#### [Texte choisi]
= = = = =
C’était
quelque part en 1980. J’étais assis devant le téléviseur, un
Électrohome, sur lequel était branché un magnétoscope, un
câblosélecteur Jerrold et une console de jeu Intellivision. Je
venais de me taper une bonne heure d’Astrosmash
lorsque j’ai décidé d’aller me balader sur les différentes
chaînes, du canal 2 en montant. Clic, clac, clic, clac… C’était
le bruit ça faisait lorsque l’on changeait de poste avec le
bidule. Et puis je suis arrivé comme ça sur PBS, un poste que j’ai
toujours aimé, pour y apercevoir Carl Sagan qui parlait de l’espace
et de ses mystères. Curieux, j’ai feuilleté le guide horaire pour
savoir qu’il s’agissait d’une série qui portait le nom de
Cosmos.
Accroché
que je suis resté. Parfaitement fasciné parce que racontait le
bonhomme qui parlait de l’espace et de l’Homme avec une logique
implacable qui reposait sur la pensée critique ainsi que
l’observation scientifique, le tout d’une voix posée et
articulée. Il me faisait penser à cet autre série documentaire,
aussi sur PBS, et qui portait sur l’anthropologie, animée par un
vieux professeur aux grosses lunettes mais dont j’ai oublié le
nom.
Un
an plus tard je me trouvais dans les dédales du 2020 Université,
pour ceux qui se souviennent de ce mini centre commercial du
centre-ville, dans une librairie où, tout à fait par hasard, je
suis tombé sur le livre Cosmos, dont la série télé était dérivée
(et vice-versa). Le bouquin, format poche, était tout à fait dans
mes moyens alors je n’ai pas hésité à me le procurer.
J’ai
tout de suite commencé à le lire dans le métro en retournant
chez-moi et j’ai été assez aspiré dans ma lecture que j’ai
complètement oublié de descendre à ma station. Le bouquin a été,
comme ça, mon compagnon pendant d’innombrables voyages eussent-ils
été encore en métro, en autobus, en marchant dans la rue ou
confortablement assis dans le salon, au parc ou dans un café,
apprenant tout un tas de choses sur Mars, Vénus, Jupiter, les trous
noirs, les lois de Newton, Galilée, Copernic, Brahé, Ératosthène,
Pythagore, les effondrements gravitationnels…
Au
fil des ans, et des lectures successives, le livre a commencé à
s’abîmer légèrement au début avec la couverture qui a déchiré
ici et là, puis, plus sérieusement, lorsque celle-ci a complètement
été arrachée et que les pages ont commencé à se décoller.
Quelques unes au début puis par grappes de dix ou vingt par la
suite. À chaque fois je tentais du mieux que je pouvais de réparer
les dommages. Encore tout récemment j’ai dû lui appliquer de
bonnes longueurs de ruban adhésif à maints endroits en plus de
remplacer, pour la énième fois, la page couverture, cette fois avec
des retailles d’enveloppe. De nombreuses pages ont de menues
déchirures dont les plus grosse ont été soigneusement «scotchées»,
quantité de coins sont écornés, signes d’arrêts de lecture quelconques et je ne compte plus les surlignages. Voici d’ailleurs
de quoi la bête a l’air aujourd’hui après 32 ans de loyaux
services (et sévices):
Intéressant la petite coquille dans la page de gauche.
= = = = =
#### [Extrait des données]
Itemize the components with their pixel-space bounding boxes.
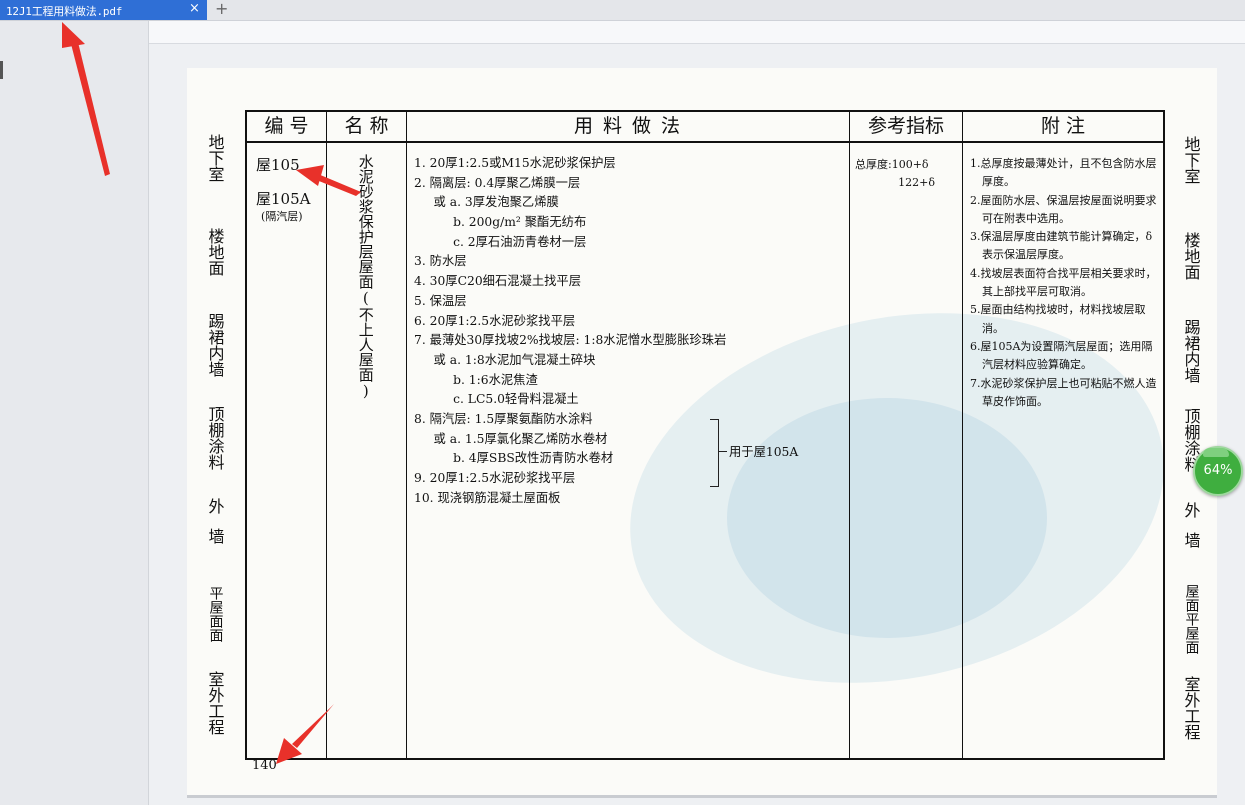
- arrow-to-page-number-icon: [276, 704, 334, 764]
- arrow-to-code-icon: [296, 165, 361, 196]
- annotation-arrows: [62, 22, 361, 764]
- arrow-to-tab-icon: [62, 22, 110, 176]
= = = = =
D'après le texte choisi, avec quoi la page couverture du livre Cosmos a-t-elle été remplacée la dernière fois ?

#### [Résultat attendu]
Avec des retailles d'enveloppe.